WHAT YOU HAVE TO DO –
Quote all lines below exactly. Images stay out.

PROVIDED DATA –
───

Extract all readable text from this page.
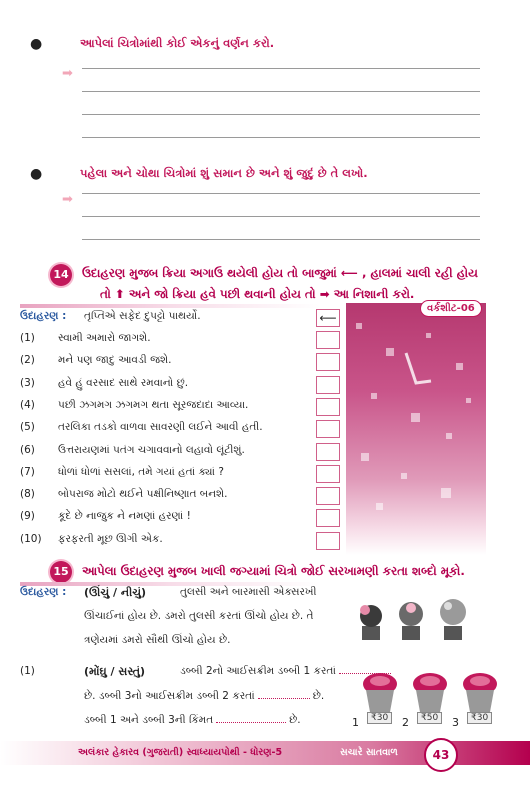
●	આપેલાં ચિત્રોમાંથી કોઈ એકનું વર્ણન કરો.
➡
●	પહેલા અને ચોથા ચિત્રોમાં શું સમાન છે અને શું જુદું છે તે લખો.
➡
14 ઉદાહરણ મુજબ ક્રિયા અગાઉ થયેલી હોય તો બાજુમાં ⟵ , હાલમાં ચાલી રહી હોય
તો ⬆ અને જો ક્રિયા હવે પછી થવાની હોય તો ➡ આ નિશાની કરો.
ઉદાહરણ : તૃપ્તિએ સફેદ દુપટ્ટો પાથર્યો.	⟵
(1) સ્વામી અમારો જાગશે.
(2) મને પણ જાદુ આવડી જશે.
(3) હવે હું વરસાદ સાથે રમવાનો છું.
(4) પછી ઝગમગ ઝગમગ થતા સૂરજદાદા આવ્યા.
(5) તરલિકા તડકો વાળવા સાવરણી લઈને આવી હતી.
(6) ઉત્તરાયણમાં પતંગ ચગાવવાનો લહાવો લૂંટીશું.
(7) ધોળાં ધોળાં સસલાં, તમે ગયાં હતાં ક્યાં ?
(8) બોપરાજ મોટો થઈને પક્ષીનિષ્ણાત બનશે.
(9) કૂદે છે નાજુક ને નમણાં હરણાં !
(10) ફરફરતી મૂછ ઊગી એક.
વર્કશીટ-06
15 આપેલા ઉદાહરણ મુજબ ખાલી જગ્યામાં ચિત્રો જોઈ સરખામણી કરતા શબ્દો મૂકો.
ઉદાહરણ : (ઊંચું / નીચું)	તુલસી અને બારમાસી એક્સરખી
ઊંચાઈનાં હોય છે. ડમરો તુલસી કરતાં ઊંચો હોય છે. તે
ત્રણેયમાં ડમરો સૌથી ઊંચો હોય છે.
(1)	(મોંઘુ / સસ્તું)	ડબ્બી 2નો આઈસક્રીમ ડબ્બી 1 કરતાં
છે. ડબ્બી 3નો આઈસક્રીમ ડબ્બી 2 કરતાં	છે.
ડબ્બી 1 અને ડબ્બી 3ની કિંમત	છે.	1	₹30	2	₹50	3	₹30
અલંકાર હેકારવ (ગુજરાતી) સ્વાધ્યાયપોથી - ધોરણ-5	સચારે સાતવાળ	43
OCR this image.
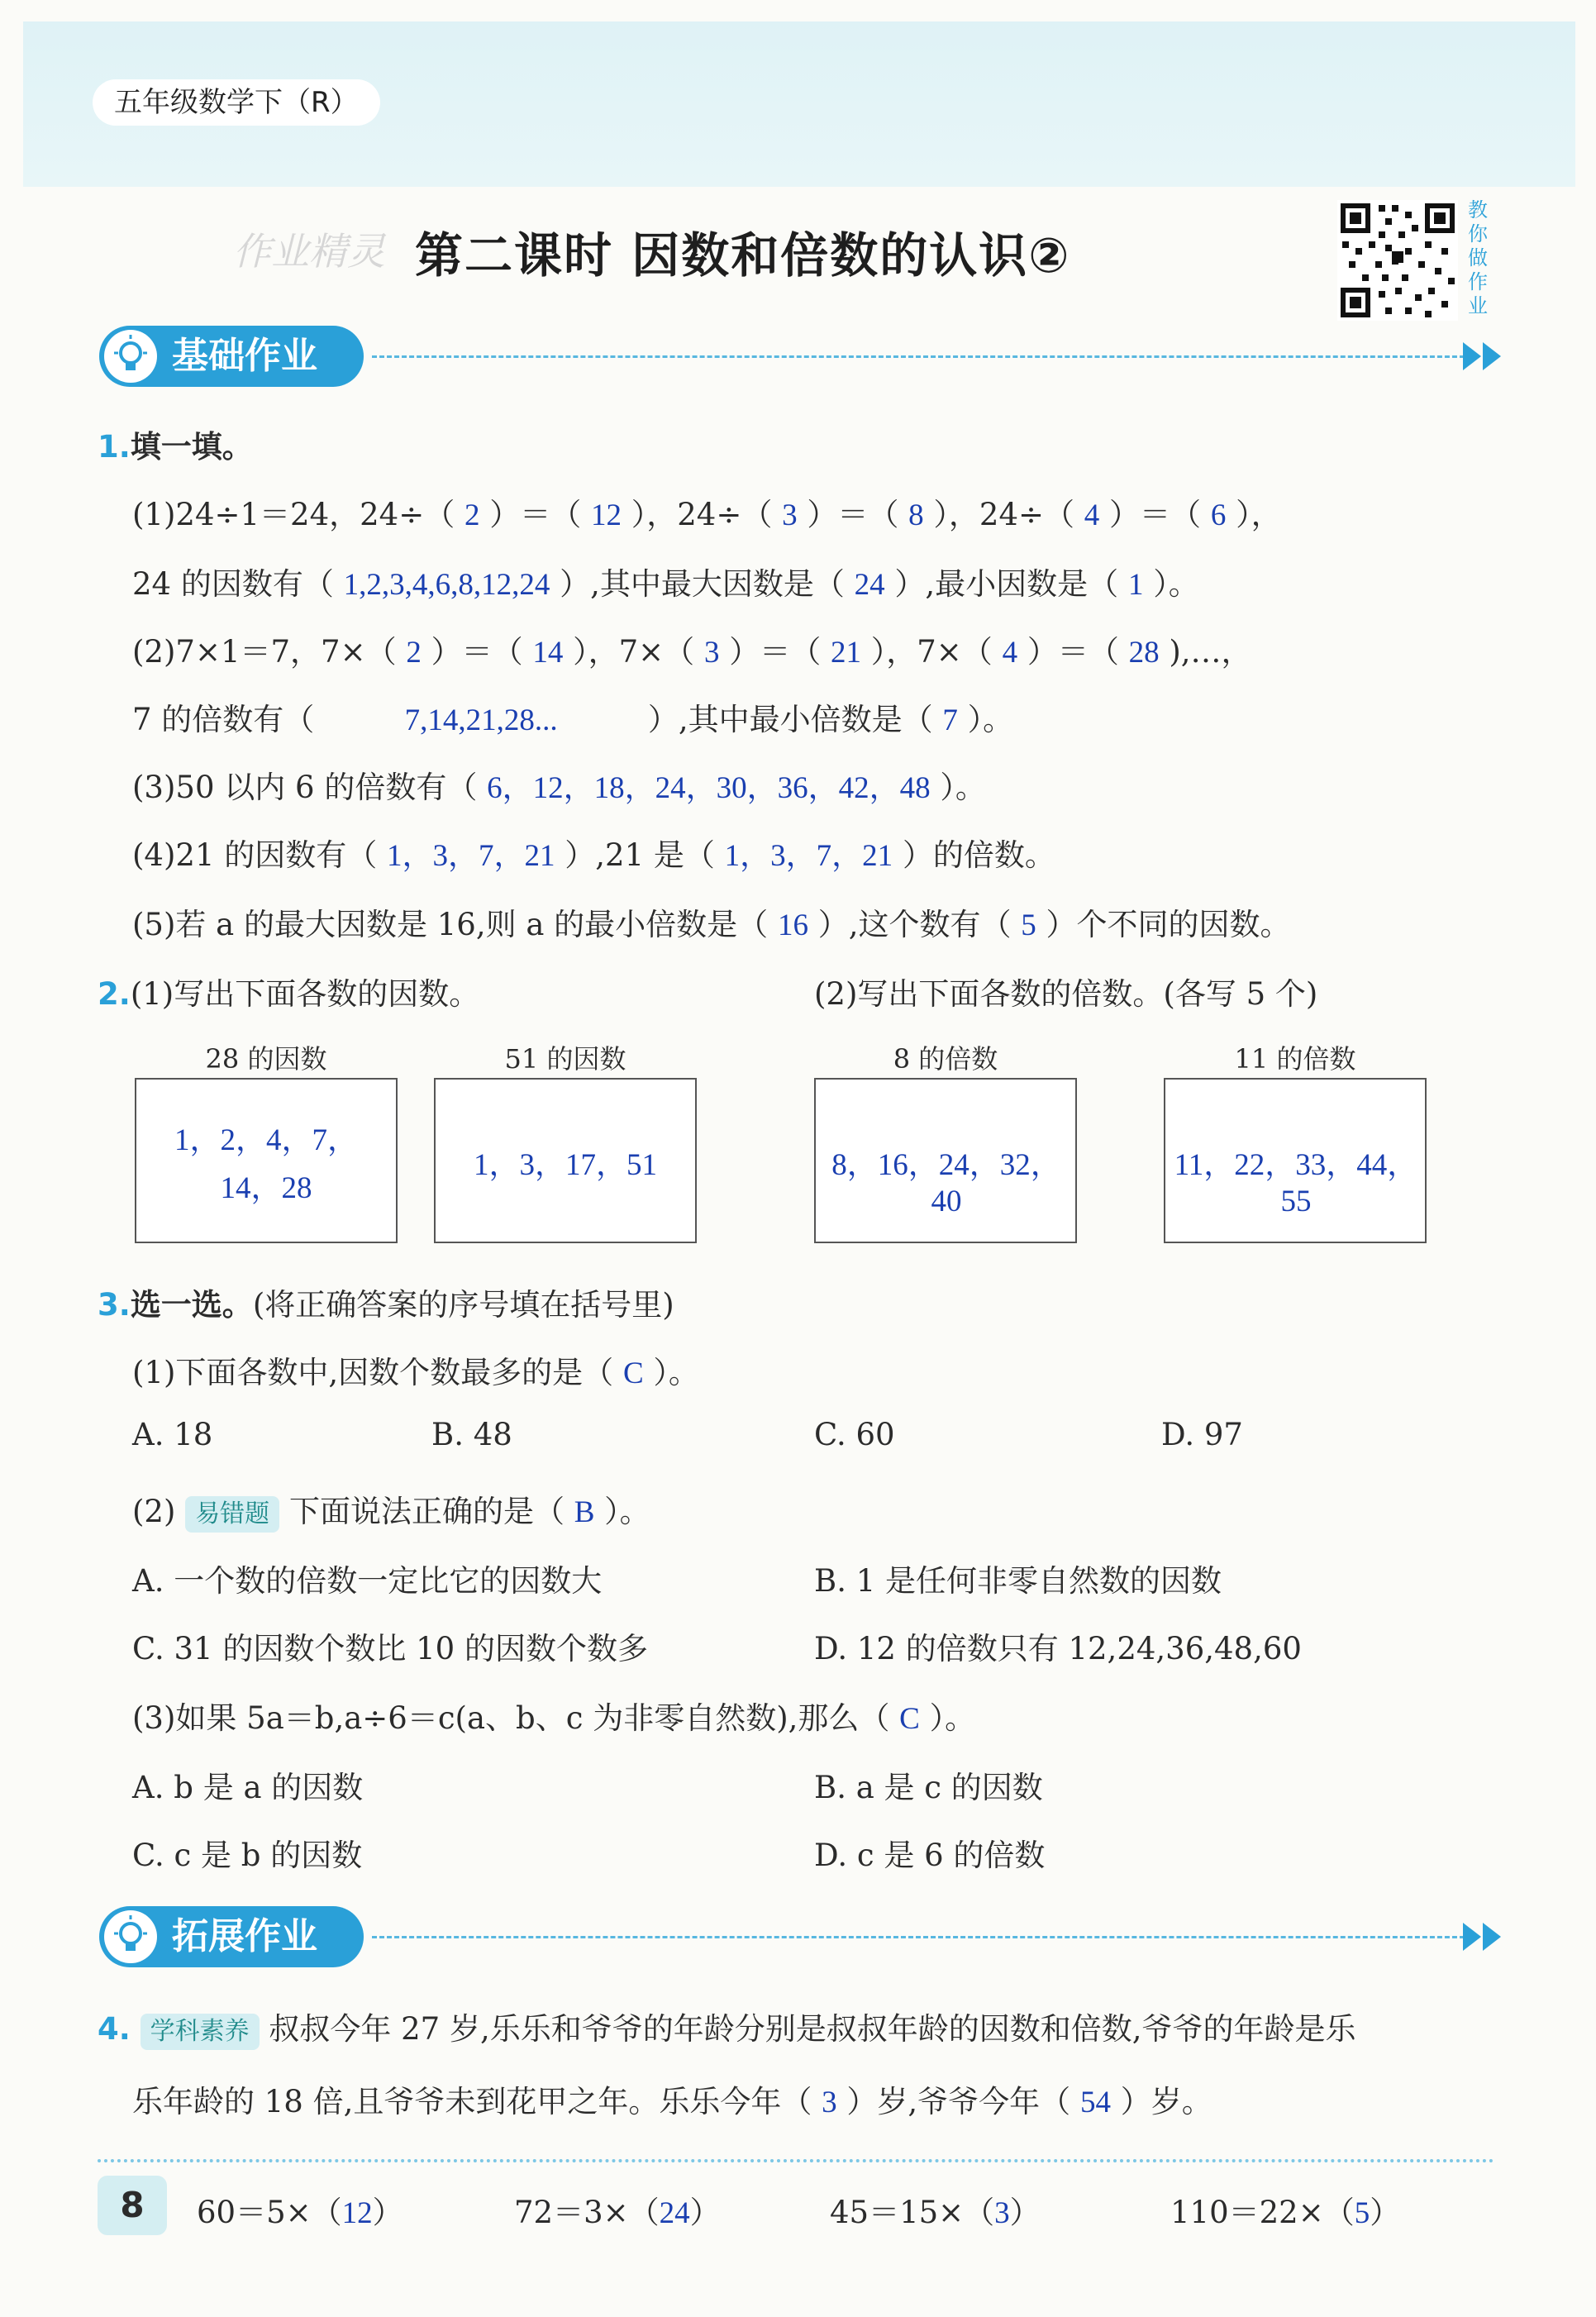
五年级数学下（R）
作业精灵 第二课时 因数和倍数的认识②
教你做作业
基础作业
1.填一填。
(1)24÷1＝24，24÷（ 2 ）＝（ 12 ），24÷（ 3 ）＝（ 8 ），24÷（ 4 ）＝（ 6 ），
24 的因数有（ 1,2,3,4,6,8,12,24 ）,其中最大因数是（ 24 ）,最小因数是（ 1 ）。
(2)7×1＝7，7×（ 2 ）＝（ 14 ），7×（ 3 ）＝（ 21 ），7×（ 4 ）＝（ 28 ),…，
7 的倍数有（	7,14,21,28...	）,其中最小倍数是（ 7 ）。
(3)50 以内 6 的倍数有（ 6，12，18，24，30，36，42，48 ）。
(4)21 的因数有（ 1，3，7，21 ）,21 是（ 1，3，7，21 ）的倍数。
(5)若 a 的最大因数是 16,则 a 的最小倍数是（ 16 ）,这个数有（ 5 ）个不同的因数。
2.(1)写出下面各数的因数。	(2)写出下面各数的倍数。(各写 5 个)
28 的因数	51 的因数	8 的倍数	11 的倍数
1，2，4，7，
14，28
1，3，17，51	8，16，24，32，40
11，22，33，44，55
3.选一选。(将正确答案的序号填在括号里)
(1)下面各数中,因数个数最多的是（ C ）。
A. 18	B. 48	C. 60	D. 97
(2) 易错题 下面说法正确的是（ B ）。
A. 一个数的倍数一定比它的因数大	B. 1 是任何非零自然数的因数
C. 31 的因数个数比 10 的因数个数多	D. 12 的倍数只有 12,24,36,48,60
(3)如果 5a＝b,a÷6＝c(a、b、c 为非零自然数),那么（ C ）。
A. b 是 a 的因数	B. a 是 c 的因数
C. c 是 b 的因数	D. c 是 6 的倍数
拓展作业
4. 学科素养 叔叔今年 27 岁,乐乐和爷爷的年龄分别是叔叔年龄的因数和倍数,爷爷的年龄是乐
乐年龄的 18 倍,且爷爷未到花甲之年。乐乐今年（ 3 ）岁,爷爷今年（ 54 ）岁。
8	60＝5×（12）	72＝3×（24）	45＝15×（3）	110＝22×（5）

───

ANSWER TO THE EXERCISE –
Extract all readable text from this page.
●	આપેલાં ચિત્રોમાંથી કોઈ એકનું વર્ણન કરો.
➡
●	પહેલા અને ચોથા ચિત્રોમાં શું સમાન છે અને શું જુદું છે તે લખો.
➡
14 ઉદાહરણ મુજબ ક્રિયા અગાઉ થયેલી હોય તો બાજુમાં ⟵ , હાલમાં ચાલી રહી હોય
તો ⬆ અને જો ક્રિયા હવે પછી થવાની હોય તો ➡ આ નિશાની કરો.
ઉદાહરણ : તૃપ્તિએ સફેદ દુપટ્ટો પાથર્યો.	⟵
(1) સ્વામી અમારો જાગશે.
(2) મને પણ જાદુ આવડી જશે.
(3) હવે હું વરસાદ સાથે રમવાનો છું.
(4) પછી ઝગમગ ઝગમગ થતા સૂરજદાદા આવ્યા.
(5) તરલિકા તડકો વાળવા સાવરણી લઈને આવી હતી.
(6) ઉત્તરાયણમાં પતંગ ચગાવવાનો લહાવો લૂંટીશું.
(7) ધોળાં ધોળાં સસલાં, તમે ગયાં હતાં ક્યાં ?
(8) બોપરાજ મોટો થઈને પક્ષીનિષ્ણાત બનશે.
(9) કૂદે છે નાજુક ને નમણાં હરણાં !
(10) ફરફરતી મૂછ ઊગી એક.
વર્કશીટ-06
15 આપેલા ઉદાહરણ મુજબ ખાલી જગ્યામાં ચિત્રો જોઈ સરખામણી કરતા શબ્દો મૂકો.
ઉદાહરણ : (ઊંચું / નીચું)	તુલસી અને બારમાસી એક્સરખી
ઊંચાઈનાં હોય છે. ડમરો તુલસી કરતાં ઊંચો હોય છે. તે
ત્રણેયમાં ડમરો સૌથી ઊંચો હોય છે.
(1)	(મોંઘુ / સસ્તું)	ડબ્બી 2નો આઈસક્રીમ ડબ્બી 1 કરતાં
છે. ડબ્બી 3નો આઈસક્રીમ ડબ્બી 2 કરતાં	છે.
ડબ્બી 1 અને ડબ્બી 3ની કિંમત	છે.	1	₹30	2	₹50	3	₹30
અલંકાર હેકારવ (ગુજરાતી) સ્વાધ્યાયપોથી - ધોરણ-5	સચારે સાતવાળ	43
OCR this image.
五年级数学下（R）
作业精灵 第二课时 因数和倍数的认识②
教你做作业
基础作业
1.填一填。
(1)24÷1＝24，24÷（ 2 ）＝（ 12 ），24÷（ 3 ）＝（ 8 ），24÷（ 4 ）＝（ 6 ），
24 的因数有（ 1,2,3,4,6,8,12,24 ）,其中最大因数是（ 24 ）,最小因数是（ 1 ）。
(2)7×1＝7，7×（ 2 ）＝（ 14 ），7×（ 3 ）＝（ 21 ），7×（ 4 ）＝（ 28 ),…，
7 的倍数有（	7,14,21,28...	）,其中最小倍数是（ 7 ）。
(3)50 以内 6 的倍数有（ 6，12，18，24，30，36，42，48 ）。
(4)21 的因数有（ 1，3，7，21 ）,21 是（ 1，3，7，21 ）的倍数。
(5)若 a 的最大因数是 16,则 a 的最小倍数是（ 16 ）,这个数有（ 5 ）个不同的因数。
2.(1)写出下面各数的因数。	(2)写出下面各数的倍数。(各写 5 个)
28 的因数	51 的因数	8 的倍数	11 的倍数
1，2，4，7，
14，28
1，3，17，51	8，16，24，32，40
11，22，33，44，55
3.选一选。(将正确答案的序号填在括号里)
(1)下面各数中,因数个数最多的是（ C ）。
A. 18	B. 48	C. 60	D. 97
(2) 易错题 下面说法正确的是（ B ）。
A. 一个数的倍数一定比它的因数大	B. 1 是任何非零自然数的因数
C. 31 的因数个数比 10 的因数个数多	D. 12 的倍数只有 12,24,36,48,60
(3)如果 5a＝b,a÷6＝c(a、b、c 为非零自然数),那么（ C ）。
A. b 是 a 的因数	B. a 是 c 的因数
C. c 是 b 的因数	D. c 是 6 的倍数
拓展作业
4. 学科素养 叔叔今年 27 岁,乐乐和爷爷的年龄分别是叔叔年龄的因数和倍数,爷爷的年龄是乐
乐年龄的 18 倍,且爷爷未到花甲之年。乐乐今年（ 3 ）岁,爷爷今年（ 54 ）岁。
8	60＝5×（12）	72＝3×（24）	45＝15×（3）	110＝22×（5）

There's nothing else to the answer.